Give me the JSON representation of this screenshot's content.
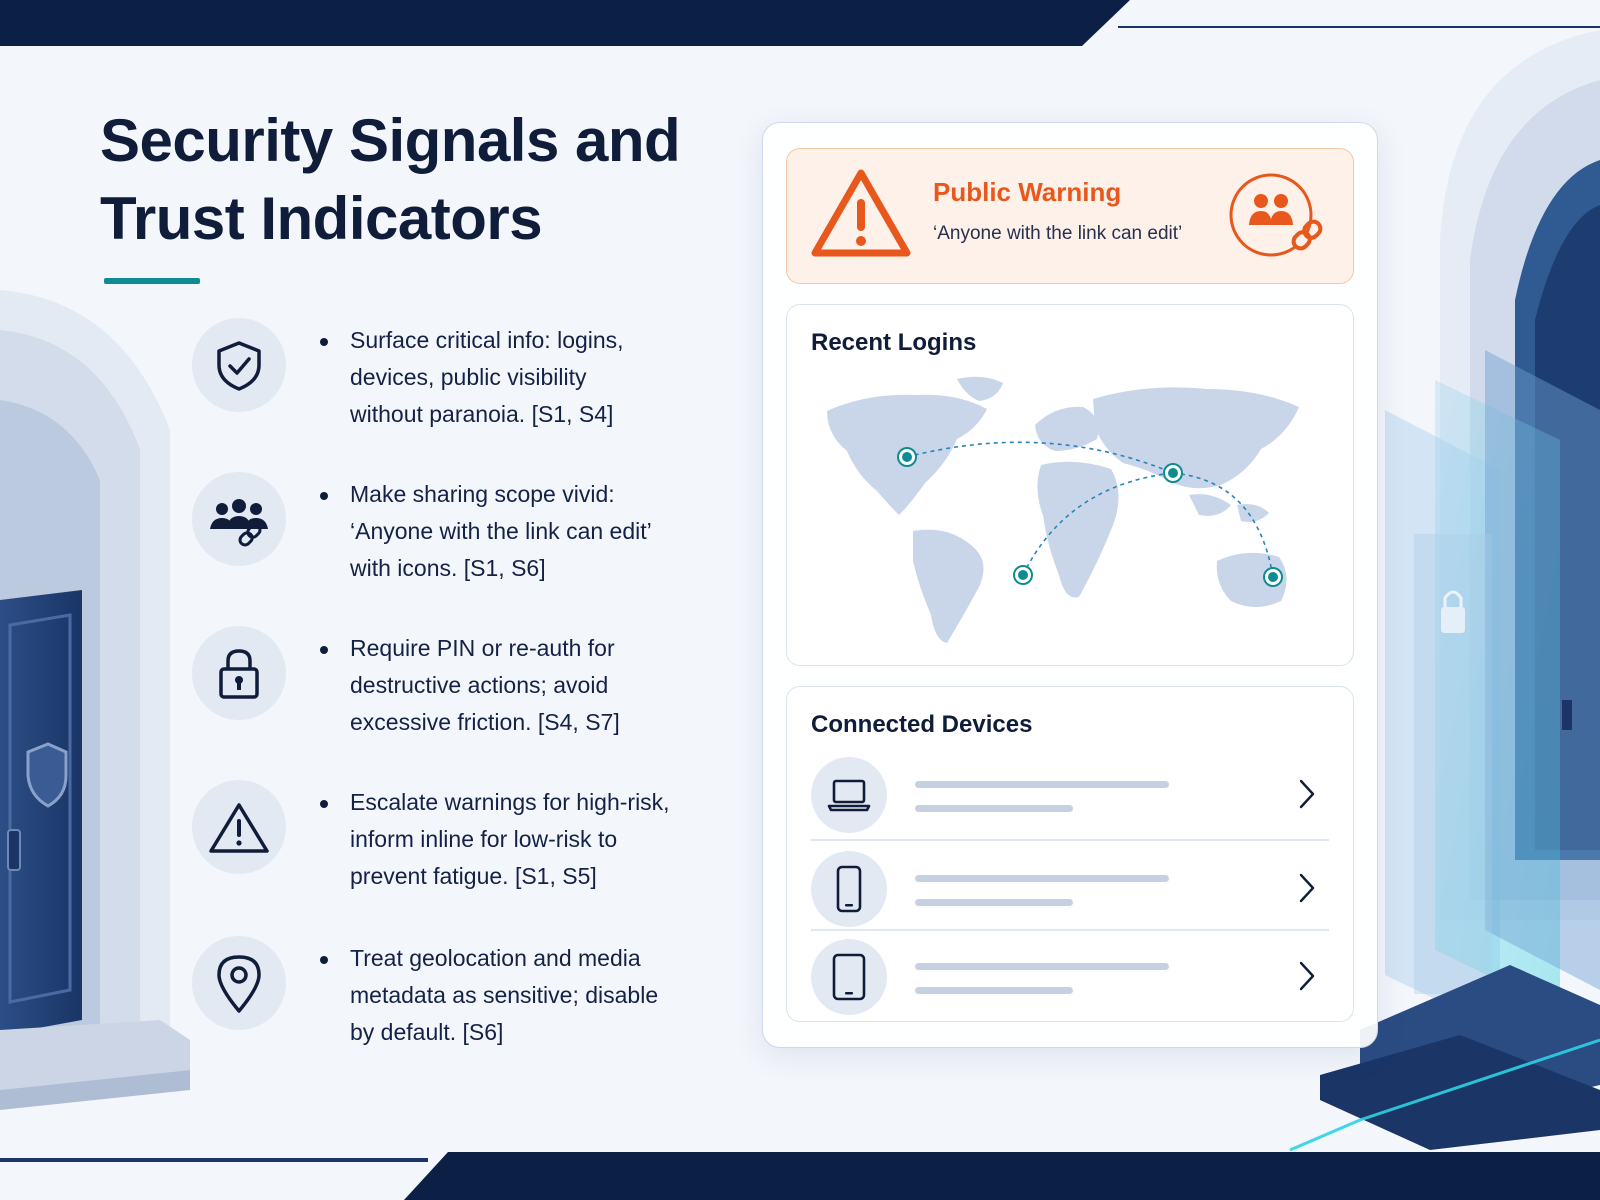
{
  "header": {
    "title_line1": "Security Signals and",
    "title_line2": "Trust Indicators"
  },
  "points": [
    {
      "icon": "shield-check-icon",
      "lines": [
        "Surface critical info: logins,",
        "devices, public visibility",
        "without paranoia. [S1, S4]"
      ]
    },
    {
      "icon": "users-link-icon",
      "lines": [
        "Make sharing scope vivid:",
        "‘Anyone with the link can edit’",
        "with icons. [S1, S6]"
      ]
    },
    {
      "icon": "lock-icon",
      "lines": [
        "Require PIN or re-auth for",
        "destructive actions; avoid",
        "excessive friction. [S4, S7]"
      ]
    },
    {
      "icon": "warning-icon",
      "lines": [
        "Escalate warnings for high-risk,",
        "inform inline for low-risk to",
        "prevent fatigue. [S1, S5]"
      ]
    },
    {
      "icon": "location-pin-icon",
      "lines": [
        "Treat geolocation and media",
        "metadata as sensitive; disable",
        "by default. [S6]"
      ]
    }
  ],
  "warning": {
    "title": "Public Warning",
    "text": "‘Anyone with the link can edit’",
    "accent_color": "#e8581c"
  },
  "recent_logins": {
    "title": "Recent Logins"
  },
  "connected_devices": {
    "title": "Connected Devices",
    "devices": [
      {
        "icon": "laptop-icon"
      },
      {
        "icon": "phone-icon"
      },
      {
        "icon": "tablet-icon"
      }
    ]
  },
  "colors": {
    "navy": "#0f1d3a",
    "teal": "#0f8c93",
    "warning_orange": "#e8581c"
  }
}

» INSTRUCTION:
Output a faithful copy of the data, with each picture left out.

» COMPLETE RESPONSE:
Give me the JSON representation of this screenshot's content.
{
  "header": {
    "title_line1": "Security Signals and",
    "title_line2": "Trust Indicators"
  },
  "points": [
    {
      "icon": "shield-check-icon",
      "lines": [
        "Surface critical info: logins,",
        "devices, public visibility",
        "without paranoia. [S1, S4]"
      ]
    },
    {
      "icon": "users-link-icon",
      "lines": [
        "Make sharing scope vivid:",
        "‘Anyone with the link can edit’",
        "with icons. [S1, S6]"
      ]
    },
    {
      "icon": "lock-icon",
      "lines": [
        "Require PIN or re-auth for",
        "destructive actions; avoid",
        "excessive friction. [S4, S7]"
      ]
    },
    {
      "icon": "warning-icon",
      "lines": [
        "Escalate warnings for high-risk,",
        "inform inline for low-risk to",
        "prevent fatigue. [S1, S5]"
      ]
    },
    {
      "icon": "location-pin-icon",
      "lines": [
        "Treat geolocation and media",
        "metadata as sensitive; disable",
        "by default. [S6]"
      ]
    }
  ],
  "warning": {
    "title": "Public Warning",
    "text": "‘Anyone with the link can edit’",
    "accent_color": "#e8581c"
  },
  "recent_logins": {
    "title": "Recent Logins"
  },
  "connected_devices": {
    "title": "Connected Devices",
    "devices": [
      {
        "icon": "laptop-icon"
      },
      {
        "icon": "phone-icon"
      },
      {
        "icon": "tablet-icon"
      }
    ]
  },
  "colors": {
    "navy": "#0f1d3a",
    "teal": "#0f8c93",
    "warning_orange": "#e8581c"
  }
}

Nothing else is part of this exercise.